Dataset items
(begin)

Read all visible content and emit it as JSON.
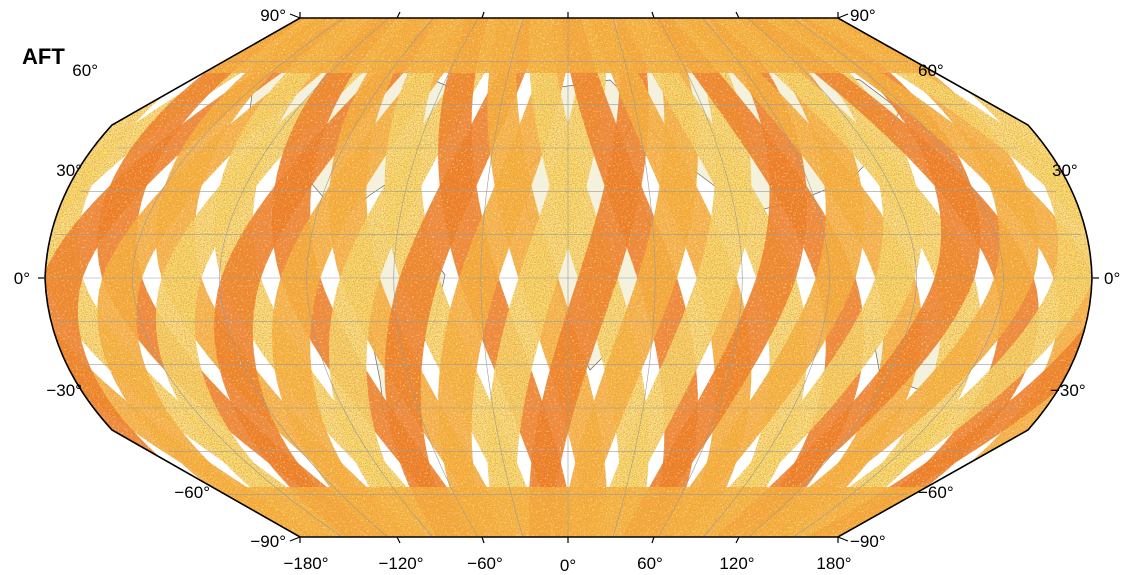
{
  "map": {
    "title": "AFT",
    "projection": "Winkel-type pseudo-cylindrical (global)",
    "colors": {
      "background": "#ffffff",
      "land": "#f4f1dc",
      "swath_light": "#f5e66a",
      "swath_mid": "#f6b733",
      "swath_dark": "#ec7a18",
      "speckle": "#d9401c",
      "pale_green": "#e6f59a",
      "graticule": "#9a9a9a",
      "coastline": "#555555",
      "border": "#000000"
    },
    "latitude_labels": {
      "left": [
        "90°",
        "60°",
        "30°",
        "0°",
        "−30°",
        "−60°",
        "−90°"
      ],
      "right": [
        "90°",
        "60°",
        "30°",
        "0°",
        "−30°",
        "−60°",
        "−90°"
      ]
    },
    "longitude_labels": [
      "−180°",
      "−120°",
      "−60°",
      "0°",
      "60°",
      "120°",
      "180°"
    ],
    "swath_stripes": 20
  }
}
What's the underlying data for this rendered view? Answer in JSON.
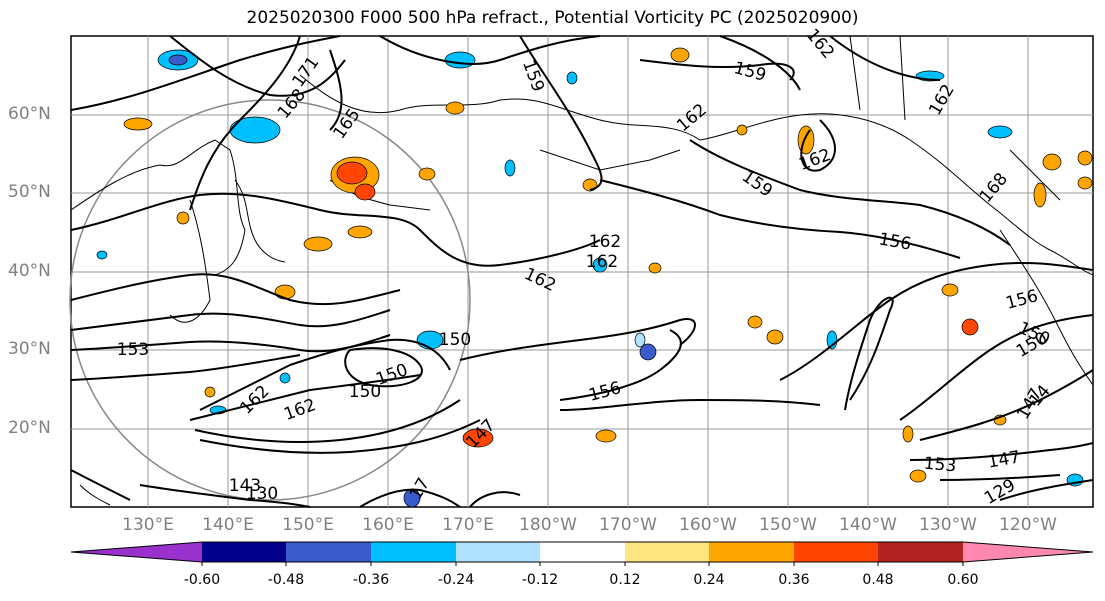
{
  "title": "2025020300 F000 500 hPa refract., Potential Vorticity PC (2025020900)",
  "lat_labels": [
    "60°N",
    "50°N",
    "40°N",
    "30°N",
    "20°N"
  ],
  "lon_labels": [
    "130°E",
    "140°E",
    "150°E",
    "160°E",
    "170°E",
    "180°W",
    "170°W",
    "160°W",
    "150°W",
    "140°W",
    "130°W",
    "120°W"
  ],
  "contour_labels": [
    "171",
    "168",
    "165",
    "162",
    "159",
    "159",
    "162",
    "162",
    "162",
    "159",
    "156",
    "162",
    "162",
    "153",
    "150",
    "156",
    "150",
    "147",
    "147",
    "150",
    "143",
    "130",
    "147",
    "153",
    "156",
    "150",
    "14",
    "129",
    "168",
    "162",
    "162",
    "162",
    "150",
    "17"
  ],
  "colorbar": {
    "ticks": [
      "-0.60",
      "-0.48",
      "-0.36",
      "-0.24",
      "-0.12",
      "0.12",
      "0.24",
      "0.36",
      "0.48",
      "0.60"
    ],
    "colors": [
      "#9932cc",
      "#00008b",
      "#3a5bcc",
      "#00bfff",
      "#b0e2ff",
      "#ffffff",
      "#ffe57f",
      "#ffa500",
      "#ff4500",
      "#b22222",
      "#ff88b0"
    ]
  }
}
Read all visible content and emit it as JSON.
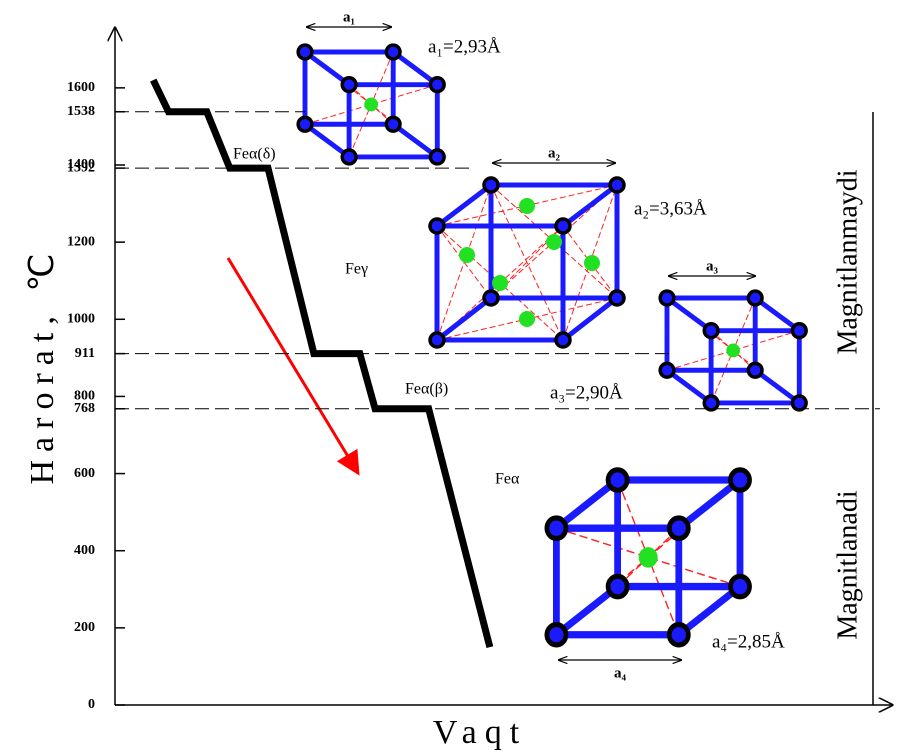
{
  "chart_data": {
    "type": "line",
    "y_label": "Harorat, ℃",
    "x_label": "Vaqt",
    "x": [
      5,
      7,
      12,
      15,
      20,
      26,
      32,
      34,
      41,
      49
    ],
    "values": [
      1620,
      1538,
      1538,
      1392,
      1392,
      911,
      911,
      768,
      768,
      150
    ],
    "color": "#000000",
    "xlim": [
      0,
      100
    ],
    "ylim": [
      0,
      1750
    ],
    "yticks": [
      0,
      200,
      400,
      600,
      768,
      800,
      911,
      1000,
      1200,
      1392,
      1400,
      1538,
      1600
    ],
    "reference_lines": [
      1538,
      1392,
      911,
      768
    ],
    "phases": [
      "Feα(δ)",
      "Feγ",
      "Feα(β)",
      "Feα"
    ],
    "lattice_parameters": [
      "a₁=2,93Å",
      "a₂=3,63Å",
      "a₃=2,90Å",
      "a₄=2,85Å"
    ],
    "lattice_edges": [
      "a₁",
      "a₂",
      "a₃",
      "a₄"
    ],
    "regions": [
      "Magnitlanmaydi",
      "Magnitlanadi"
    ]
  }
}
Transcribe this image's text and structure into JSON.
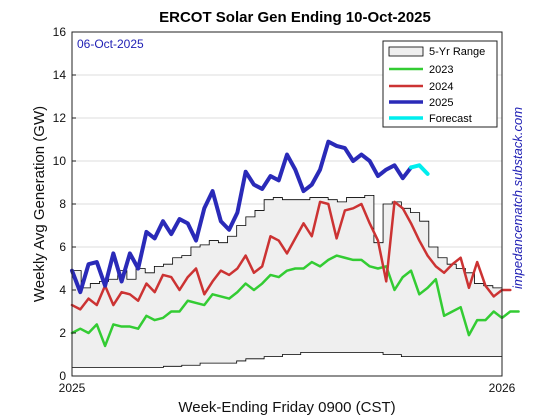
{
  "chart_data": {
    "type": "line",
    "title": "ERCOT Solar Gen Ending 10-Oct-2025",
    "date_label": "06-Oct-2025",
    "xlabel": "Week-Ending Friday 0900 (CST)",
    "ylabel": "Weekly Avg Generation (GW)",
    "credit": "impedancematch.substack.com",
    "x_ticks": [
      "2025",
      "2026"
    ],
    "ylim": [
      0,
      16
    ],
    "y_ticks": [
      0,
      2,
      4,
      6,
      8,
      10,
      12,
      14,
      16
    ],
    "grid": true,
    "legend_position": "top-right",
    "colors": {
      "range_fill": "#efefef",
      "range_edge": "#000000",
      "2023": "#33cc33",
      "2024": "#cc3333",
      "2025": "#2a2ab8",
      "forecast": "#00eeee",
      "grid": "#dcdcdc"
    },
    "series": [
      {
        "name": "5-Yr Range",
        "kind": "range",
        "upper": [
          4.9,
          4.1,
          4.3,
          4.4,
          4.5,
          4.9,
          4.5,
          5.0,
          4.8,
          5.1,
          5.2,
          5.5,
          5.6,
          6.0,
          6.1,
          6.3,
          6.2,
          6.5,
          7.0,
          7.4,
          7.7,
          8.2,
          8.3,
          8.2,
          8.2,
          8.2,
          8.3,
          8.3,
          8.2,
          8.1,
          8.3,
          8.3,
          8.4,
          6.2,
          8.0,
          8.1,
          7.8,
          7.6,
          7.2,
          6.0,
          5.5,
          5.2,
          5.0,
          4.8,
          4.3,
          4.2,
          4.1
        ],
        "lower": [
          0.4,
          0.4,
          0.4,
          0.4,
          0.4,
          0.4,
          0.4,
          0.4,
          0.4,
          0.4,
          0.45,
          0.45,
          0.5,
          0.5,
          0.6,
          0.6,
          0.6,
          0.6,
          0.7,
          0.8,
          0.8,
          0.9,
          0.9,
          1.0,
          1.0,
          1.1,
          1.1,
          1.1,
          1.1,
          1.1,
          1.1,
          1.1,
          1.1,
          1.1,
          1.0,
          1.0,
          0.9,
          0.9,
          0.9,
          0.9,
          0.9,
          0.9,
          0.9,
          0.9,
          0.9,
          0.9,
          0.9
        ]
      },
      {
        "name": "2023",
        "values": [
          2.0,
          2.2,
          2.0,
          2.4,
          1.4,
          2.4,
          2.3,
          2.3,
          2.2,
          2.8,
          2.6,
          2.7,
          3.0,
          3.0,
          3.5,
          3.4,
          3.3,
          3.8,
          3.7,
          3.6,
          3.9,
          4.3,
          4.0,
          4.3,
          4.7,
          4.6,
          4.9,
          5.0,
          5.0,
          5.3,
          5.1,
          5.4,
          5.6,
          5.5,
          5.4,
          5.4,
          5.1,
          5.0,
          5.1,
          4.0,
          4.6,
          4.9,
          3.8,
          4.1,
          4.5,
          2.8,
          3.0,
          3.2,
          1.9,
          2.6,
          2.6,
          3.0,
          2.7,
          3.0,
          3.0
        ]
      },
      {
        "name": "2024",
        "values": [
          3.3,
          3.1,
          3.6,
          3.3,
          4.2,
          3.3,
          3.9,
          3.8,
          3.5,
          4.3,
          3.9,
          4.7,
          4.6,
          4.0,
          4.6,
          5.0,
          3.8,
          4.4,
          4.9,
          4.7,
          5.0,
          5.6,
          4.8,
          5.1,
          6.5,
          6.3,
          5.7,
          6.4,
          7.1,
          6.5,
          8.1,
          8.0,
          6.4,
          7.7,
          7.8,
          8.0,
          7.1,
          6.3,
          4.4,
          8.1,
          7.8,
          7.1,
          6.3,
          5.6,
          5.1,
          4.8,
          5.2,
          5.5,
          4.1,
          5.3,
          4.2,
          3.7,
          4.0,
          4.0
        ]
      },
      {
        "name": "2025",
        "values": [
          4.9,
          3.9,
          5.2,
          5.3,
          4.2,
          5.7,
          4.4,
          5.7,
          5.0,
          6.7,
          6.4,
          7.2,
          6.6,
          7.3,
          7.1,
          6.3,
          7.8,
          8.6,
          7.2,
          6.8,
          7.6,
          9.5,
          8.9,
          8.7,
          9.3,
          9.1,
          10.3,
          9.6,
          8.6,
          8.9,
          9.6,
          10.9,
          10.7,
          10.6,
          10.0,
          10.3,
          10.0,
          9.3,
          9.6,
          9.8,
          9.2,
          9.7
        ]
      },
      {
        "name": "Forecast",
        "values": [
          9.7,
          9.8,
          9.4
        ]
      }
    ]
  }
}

(end)

Find all lines where the word "JSON" appears. Copy them.

» OUTPUT BELOW:
Read all visible content and emit it as JSON.
What's the underlying data for this rendered view? Answer in JSON.
Read all visible content and emit it as JSON.
Transcribe this image's text and structure into JSON.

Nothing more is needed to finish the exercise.